# GIVEN INFORMATION start

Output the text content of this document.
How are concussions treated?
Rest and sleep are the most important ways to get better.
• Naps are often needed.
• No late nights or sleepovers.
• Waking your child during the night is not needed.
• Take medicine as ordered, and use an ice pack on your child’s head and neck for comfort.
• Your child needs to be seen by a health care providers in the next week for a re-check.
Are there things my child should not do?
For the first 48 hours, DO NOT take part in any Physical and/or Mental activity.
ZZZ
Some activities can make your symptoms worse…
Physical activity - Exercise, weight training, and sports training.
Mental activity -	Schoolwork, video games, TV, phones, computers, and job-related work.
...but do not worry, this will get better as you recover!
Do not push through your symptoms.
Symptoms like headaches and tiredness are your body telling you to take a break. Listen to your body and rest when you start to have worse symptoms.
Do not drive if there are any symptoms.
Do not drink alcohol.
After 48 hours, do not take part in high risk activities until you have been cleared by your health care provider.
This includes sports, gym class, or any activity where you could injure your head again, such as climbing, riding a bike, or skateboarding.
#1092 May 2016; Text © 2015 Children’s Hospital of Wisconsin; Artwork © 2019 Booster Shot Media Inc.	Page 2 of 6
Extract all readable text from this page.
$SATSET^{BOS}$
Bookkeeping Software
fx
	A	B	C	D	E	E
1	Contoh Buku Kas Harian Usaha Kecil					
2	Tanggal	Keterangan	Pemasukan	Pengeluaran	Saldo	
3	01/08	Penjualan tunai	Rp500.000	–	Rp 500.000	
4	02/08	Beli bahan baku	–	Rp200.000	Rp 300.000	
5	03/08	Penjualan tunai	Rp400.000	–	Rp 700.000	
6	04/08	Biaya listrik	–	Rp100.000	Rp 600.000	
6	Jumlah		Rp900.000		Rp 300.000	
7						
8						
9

# GIVEN INFORMATION end

**TASK TO CARRY OUT**: Please output the entire listing exactly as it stands.

**ANSWER TO THE TASK**:
Output the text content of this document.
How are concussions treated?
Rest and sleep are the most important ways to get better.
• Naps are often needed.
• No late nights or sleepovers.
• Waking your child during the night is not needed.
• Take medicine as ordered, and use an ice pack on your child’s head and neck for comfort.
• Your child needs to be seen by a health care providers in the next week for a re-check.
Are there things my child should not do?
For the first 48 hours, DO NOT take part in any Physical and/or Mental activity.
ZZZ
Some activities can make your symptoms worse…
Physical activity - Exercise, weight training, and sports training.
Mental activity -	Schoolwork, video games, TV, phones, computers, and job-related work.
...but do not worry, this will get better as you recover!
Do not push through your symptoms.
Symptoms like headaches and tiredness are your body telling you to take a break. Listen to your body and rest when you start to have worse symptoms.
Do not drive if there are any symptoms.
Do not drink alcohol.
After 48 hours, do not take part in high risk activities until you have been cleared by your health care provider.
This includes sports, gym class, or any activity where you could injure your head again, such as climbing, riding a bike, or skateboarding.
#1092 May 2016; Text © 2015 Children’s Hospital of Wisconsin; Artwork © 2019 Booster Shot Media Inc.	Page 2 of 6
Extract all readable text from this page.
$SATSET^{BOS}$
Bookkeeping Software
fx
	A	B	C	D	E	E
1	Contoh Buku Kas Harian Usaha Kecil					
2	Tanggal	Keterangan	Pemasukan	Pengeluaran	Saldo	
3	01/08	Penjualan tunai	Rp500.000	–	Rp 500.000	
4	02/08	Beli bahan baku	–	Rp200.000	Rp 300.000	
5	03/08	Penjualan tunai	Rp400.000	–	Rp 700.000	
6	04/08	Biaya listrik	–	Rp100.000	Rp 600.000	
6	Jumlah		Rp900.000		Rp 300.000	
7						
8						
9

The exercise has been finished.